### REQUIRED TASK
Repeat the material exactly, every line of it.

### Stored dataset items
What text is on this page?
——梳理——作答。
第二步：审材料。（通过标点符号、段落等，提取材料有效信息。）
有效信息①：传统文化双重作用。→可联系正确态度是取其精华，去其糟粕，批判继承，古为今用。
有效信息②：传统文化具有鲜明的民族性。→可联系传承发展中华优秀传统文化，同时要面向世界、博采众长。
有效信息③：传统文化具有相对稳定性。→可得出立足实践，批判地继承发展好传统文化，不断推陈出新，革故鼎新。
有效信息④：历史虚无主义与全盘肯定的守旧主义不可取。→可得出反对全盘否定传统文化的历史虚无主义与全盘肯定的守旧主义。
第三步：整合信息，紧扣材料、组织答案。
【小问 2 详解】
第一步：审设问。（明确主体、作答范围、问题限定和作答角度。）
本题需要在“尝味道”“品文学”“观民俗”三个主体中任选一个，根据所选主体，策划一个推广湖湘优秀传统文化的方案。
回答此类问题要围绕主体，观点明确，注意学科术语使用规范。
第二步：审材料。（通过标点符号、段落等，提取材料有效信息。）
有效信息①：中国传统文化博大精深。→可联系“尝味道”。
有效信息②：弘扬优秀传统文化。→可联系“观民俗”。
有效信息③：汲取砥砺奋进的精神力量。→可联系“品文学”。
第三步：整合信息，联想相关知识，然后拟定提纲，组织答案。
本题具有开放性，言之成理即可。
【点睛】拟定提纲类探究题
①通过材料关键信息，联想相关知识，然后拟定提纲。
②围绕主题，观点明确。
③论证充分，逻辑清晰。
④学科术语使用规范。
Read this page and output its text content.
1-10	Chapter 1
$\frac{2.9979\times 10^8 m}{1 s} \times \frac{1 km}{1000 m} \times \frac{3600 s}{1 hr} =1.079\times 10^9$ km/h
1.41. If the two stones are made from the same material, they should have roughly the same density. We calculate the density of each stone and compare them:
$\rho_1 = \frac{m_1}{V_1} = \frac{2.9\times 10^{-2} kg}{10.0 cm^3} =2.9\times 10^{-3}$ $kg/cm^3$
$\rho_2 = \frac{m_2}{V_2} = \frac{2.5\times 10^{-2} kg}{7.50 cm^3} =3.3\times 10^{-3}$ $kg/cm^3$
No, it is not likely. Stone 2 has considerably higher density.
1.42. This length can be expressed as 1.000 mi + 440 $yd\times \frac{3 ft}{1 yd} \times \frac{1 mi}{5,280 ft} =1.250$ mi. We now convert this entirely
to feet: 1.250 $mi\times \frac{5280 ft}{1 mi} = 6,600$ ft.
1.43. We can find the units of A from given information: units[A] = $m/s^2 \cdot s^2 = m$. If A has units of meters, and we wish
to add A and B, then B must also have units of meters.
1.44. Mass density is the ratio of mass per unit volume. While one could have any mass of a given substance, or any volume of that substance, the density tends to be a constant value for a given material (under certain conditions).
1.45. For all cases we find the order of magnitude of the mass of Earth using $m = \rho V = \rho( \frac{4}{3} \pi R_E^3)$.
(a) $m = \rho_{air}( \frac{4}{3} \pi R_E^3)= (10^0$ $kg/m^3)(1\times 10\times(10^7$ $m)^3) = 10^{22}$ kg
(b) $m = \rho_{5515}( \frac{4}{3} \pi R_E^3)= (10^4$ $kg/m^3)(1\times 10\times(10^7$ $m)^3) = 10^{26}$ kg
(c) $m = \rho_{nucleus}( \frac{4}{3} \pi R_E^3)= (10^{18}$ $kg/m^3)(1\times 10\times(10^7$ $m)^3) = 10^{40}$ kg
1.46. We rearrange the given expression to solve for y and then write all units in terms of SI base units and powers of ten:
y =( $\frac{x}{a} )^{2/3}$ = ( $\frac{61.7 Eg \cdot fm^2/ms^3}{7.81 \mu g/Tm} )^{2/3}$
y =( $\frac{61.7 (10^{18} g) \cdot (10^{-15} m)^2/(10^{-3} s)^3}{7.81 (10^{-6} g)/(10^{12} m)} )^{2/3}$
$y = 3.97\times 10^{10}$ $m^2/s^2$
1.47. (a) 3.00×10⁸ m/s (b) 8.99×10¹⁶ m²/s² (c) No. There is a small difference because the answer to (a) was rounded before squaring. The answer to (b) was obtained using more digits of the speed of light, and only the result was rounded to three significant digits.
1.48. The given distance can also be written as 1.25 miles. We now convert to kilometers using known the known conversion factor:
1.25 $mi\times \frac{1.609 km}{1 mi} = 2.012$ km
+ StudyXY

### EXPECTED OUTPUT
What text is on this page?
——梳理——作答。
第二步：审材料。（通过标点符号、段落等，提取材料有效信息。）
有效信息①：传统文化双重作用。→可联系正确态度是取其精华，去其糟粕，批判继承，古为今用。
有效信息②：传统文化具有鲜明的民族性。→可联系传承发展中华优秀传统文化，同时要面向世界、博采众长。
有效信息③：传统文化具有相对稳定性。→可得出立足实践，批判地继承发展好传统文化，不断推陈出新，革故鼎新。
有效信息④：历史虚无主义与全盘肯定的守旧主义不可取。→可得出反对全盘否定传统文化的历史虚无主义与全盘肯定的守旧主义。
第三步：整合信息，紧扣材料、组织答案。
【小问 2 详解】
第一步：审设问。（明确主体、作答范围、问题限定和作答角度。）
本题需要在“尝味道”“品文学”“观民俗”三个主体中任选一个，根据所选主体，策划一个推广湖湘优秀传统文化的方案。
回答此类问题要围绕主体，观点明确，注意学科术语使用规范。
第二步：审材料。（通过标点符号、段落等，提取材料有效信息。）
有效信息①：中国传统文化博大精深。→可联系“尝味道”。
有效信息②：弘扬优秀传统文化。→可联系“观民俗”。
有效信息③：汲取砥砺奋进的精神力量。→可联系“品文学”。
第三步：整合信息，联想相关知识，然后拟定提纲，组织答案。
本题具有开放性，言之成理即可。
【点睛】拟定提纲类探究题
①通过材料关键信息，联想相关知识，然后拟定提纲。
②围绕主题，观点明确。
③论证充分，逻辑清晰。
④学科术语使用规范。
Read this page and output its text content.
1-10	Chapter 1
$\frac{2.9979\times 10^8 m}{1 s} \times \frac{1 km}{1000 m} \times \frac{3600 s}{1 hr} =1.079\times 10^9$ km/h
1.41. If the two stones are made from the same material, they should have roughly the same density. We calculate the density of each stone and compare them:
$\rho_1 = \frac{m_1}{V_1} = \frac{2.9\times 10^{-2} kg}{10.0 cm^3} =2.9\times 10^{-3}$ $kg/cm^3$
$\rho_2 = \frac{m_2}{V_2} = \frac{2.5\times 10^{-2} kg}{7.50 cm^3} =3.3\times 10^{-3}$ $kg/cm^3$
No, it is not likely. Stone 2 has considerably higher density.
1.42. This length can be expressed as 1.000 mi + 440 $yd\times \frac{3 ft}{1 yd} \times \frac{1 mi}{5,280 ft} =1.250$ mi. We now convert this entirely
to feet: 1.250 $mi\times \frac{5280 ft}{1 mi} = 6,600$ ft.
1.43. We can find the units of A from given information: units[A] = $m/s^2 \cdot s^2 = m$. If A has units of meters, and we wish
to add A and B, then B must also have units of meters.
1.44. Mass density is the ratio of mass per unit volume. While one could have any mass of a given substance, or any volume of that substance, the density tends to be a constant value for a given material (under certain conditions).
1.45. For all cases we find the order of magnitude of the mass of Earth using $m = \rho V = \rho( \frac{4}{3} \pi R_E^3)$.
(a) $m = \rho_{air}( \frac{4}{3} \pi R_E^3)= (10^0$ $kg/m^3)(1\times 10\times(10^7$ $m)^3) = 10^{22}$ kg
(b) $m = \rho_{5515}( \frac{4}{3} \pi R_E^3)= (10^4$ $kg/m^3)(1\times 10\times(10^7$ $m)^3) = 10^{26}$ kg
(c) $m = \rho_{nucleus}( \frac{4}{3} \pi R_E^3)= (10^{18}$ $kg/m^3)(1\times 10\times(10^7$ $m)^3) = 10^{40}$ kg
1.46. We rearrange the given expression to solve for y and then write all units in terms of SI base units and powers of ten:
y =( $\frac{x}{a} )^{2/3}$ = ( $\frac{61.7 Eg \cdot fm^2/ms^3}{7.81 \mu g/Tm} )^{2/3}$
y =( $\frac{61.7 (10^{18} g) \cdot (10^{-15} m)^2/(10^{-3} s)^3}{7.81 (10^{-6} g)/(10^{12} m)} )^{2/3}$
$y = 3.97\times 10^{10}$ $m^2/s^2$
1.47. (a) 3.00×10⁸ m/s (b) 8.99×10¹⁶ m²/s² (c) No. There is a small difference because the answer to (a) was rounded before squaring. The answer to (b) was obtained using more digits of the speed of light, and only the result was rounded to three significant digits.
1.48. The given distance can also be written as 1.25 miles. We now convert to kilometers using known the known conversion factor:
1.25 $mi\times \frac{1.609 km}{1 mi} = 2.012$ km
+ StudyXY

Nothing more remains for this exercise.